» **Questions to answer**
1. From the post on following up with leads, reproduce the passage starting with "The agents who" and going on through "like a telemarketer.".
2. Answer these questions using the post on following up with leads:
(a) How much did the Zillow lead cost?
(b) According to the post, why are most leads ghosting?
(c) How many people does the post mention manually texting every Tuesday at 10am?

⏱ 9 min read

Published November 6, 2025

You spent $45 on that Zillow lead. They seemed interested. You had a decent first conversation. Then… nothing.

Now you’re stuck. Do you keep calling until they block your number? Send another “just checking in” email that’ll get ignored? Or do you just let a $45 lead evaporate because you don’t want to be that pushy agent?

Here’s the thing nobody talks about: Most leads aren’t ghosting you because you’re annoying. They’re ghosting because you’re boring.

Every other agent is doing the exact same follow-up dance – the generic check-ins, the “any questions?” texts, the awkward voicemails. You’re not standing out. You’re blending in with the noise.

The agents who crush it? They’ve figured out the difference between chasing and nurturing. And yeah, you can automate most of it so you’re not manually texting 47 people every Tuesday at 10am.

This post breaks down exactly how to follow up in a way that builds trust, provides real value, and keeps you top-of-mind until they’re ready to move – without feeling like a telemarketer.

» **Provided material**

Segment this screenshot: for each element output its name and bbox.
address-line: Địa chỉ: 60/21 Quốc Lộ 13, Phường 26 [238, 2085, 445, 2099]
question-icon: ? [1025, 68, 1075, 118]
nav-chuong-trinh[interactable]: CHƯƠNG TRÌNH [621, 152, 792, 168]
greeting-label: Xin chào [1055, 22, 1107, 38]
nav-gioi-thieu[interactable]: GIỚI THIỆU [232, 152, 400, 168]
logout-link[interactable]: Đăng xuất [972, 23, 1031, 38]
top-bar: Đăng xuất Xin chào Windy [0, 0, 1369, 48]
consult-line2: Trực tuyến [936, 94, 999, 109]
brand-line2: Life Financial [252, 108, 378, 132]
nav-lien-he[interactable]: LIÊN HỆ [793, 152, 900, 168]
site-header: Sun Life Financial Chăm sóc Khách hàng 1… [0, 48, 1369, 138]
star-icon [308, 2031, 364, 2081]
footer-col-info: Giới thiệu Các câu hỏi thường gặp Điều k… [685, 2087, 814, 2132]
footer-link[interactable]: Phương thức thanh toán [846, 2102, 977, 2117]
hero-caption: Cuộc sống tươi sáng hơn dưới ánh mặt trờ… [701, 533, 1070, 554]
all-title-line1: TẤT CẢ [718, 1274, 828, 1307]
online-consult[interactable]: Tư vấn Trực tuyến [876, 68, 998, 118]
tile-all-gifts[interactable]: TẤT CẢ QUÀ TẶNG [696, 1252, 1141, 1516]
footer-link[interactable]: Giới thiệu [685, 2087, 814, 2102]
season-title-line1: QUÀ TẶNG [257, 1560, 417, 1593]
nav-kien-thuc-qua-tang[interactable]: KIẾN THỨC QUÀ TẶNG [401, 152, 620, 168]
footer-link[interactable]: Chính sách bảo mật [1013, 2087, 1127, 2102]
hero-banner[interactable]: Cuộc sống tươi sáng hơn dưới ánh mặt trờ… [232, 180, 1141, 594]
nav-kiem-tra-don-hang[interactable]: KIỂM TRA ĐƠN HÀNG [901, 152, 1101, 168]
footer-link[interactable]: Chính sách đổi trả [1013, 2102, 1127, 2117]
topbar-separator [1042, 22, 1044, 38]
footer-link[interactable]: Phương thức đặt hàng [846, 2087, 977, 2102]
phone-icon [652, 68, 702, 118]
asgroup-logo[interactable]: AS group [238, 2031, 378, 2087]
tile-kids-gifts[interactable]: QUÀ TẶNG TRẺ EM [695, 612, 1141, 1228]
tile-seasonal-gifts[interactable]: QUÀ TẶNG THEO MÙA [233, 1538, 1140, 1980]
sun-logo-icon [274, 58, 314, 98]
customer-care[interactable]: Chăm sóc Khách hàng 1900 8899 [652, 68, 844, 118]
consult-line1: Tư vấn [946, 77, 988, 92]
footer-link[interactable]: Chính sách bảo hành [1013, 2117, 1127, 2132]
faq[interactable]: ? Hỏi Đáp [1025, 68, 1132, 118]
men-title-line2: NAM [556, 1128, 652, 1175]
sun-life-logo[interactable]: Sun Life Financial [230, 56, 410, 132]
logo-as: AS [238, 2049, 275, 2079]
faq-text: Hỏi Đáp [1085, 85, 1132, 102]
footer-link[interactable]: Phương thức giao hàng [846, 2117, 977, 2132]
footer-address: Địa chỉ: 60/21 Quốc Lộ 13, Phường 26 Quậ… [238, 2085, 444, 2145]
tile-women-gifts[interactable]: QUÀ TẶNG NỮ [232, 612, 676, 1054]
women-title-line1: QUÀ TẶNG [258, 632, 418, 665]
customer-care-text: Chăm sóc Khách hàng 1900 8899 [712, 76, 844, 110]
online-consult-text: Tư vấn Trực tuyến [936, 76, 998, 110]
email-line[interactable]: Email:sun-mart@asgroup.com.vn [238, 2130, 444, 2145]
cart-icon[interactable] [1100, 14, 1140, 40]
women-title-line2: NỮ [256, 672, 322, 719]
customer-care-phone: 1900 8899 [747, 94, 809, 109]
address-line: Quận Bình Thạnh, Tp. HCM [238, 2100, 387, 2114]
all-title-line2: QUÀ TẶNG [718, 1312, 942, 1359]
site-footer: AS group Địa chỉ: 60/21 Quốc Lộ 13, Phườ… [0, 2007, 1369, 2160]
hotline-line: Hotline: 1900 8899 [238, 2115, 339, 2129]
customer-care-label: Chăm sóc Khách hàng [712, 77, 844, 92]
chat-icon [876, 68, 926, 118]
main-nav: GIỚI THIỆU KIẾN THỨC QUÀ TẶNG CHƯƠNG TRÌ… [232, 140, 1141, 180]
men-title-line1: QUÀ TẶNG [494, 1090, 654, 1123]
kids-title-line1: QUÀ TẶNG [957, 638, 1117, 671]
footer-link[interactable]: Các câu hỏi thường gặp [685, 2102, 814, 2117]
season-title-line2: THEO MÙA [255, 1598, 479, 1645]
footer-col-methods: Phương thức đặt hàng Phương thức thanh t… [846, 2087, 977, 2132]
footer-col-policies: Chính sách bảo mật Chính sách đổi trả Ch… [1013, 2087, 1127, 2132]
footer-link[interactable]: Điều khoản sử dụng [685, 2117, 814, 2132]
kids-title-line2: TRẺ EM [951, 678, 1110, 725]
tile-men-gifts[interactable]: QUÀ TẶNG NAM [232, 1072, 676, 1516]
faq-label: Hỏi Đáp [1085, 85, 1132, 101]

» **Answers for this exercise**
1.
The agents who crush it? They’ve figured out the difference between chasing and nurturing. And yeah, you can automate most of it so you’re not manually texting 47 people every Tuesday at 10am.

This post breaks down exactly how to follow up in a way that builds trust, provides real value, and keeps you top-of-mind until they’re ready to move – without feeling like a telemarketer.

2.
(a) $45
(b) Because you're boring, not because you're annoying.
(c) 47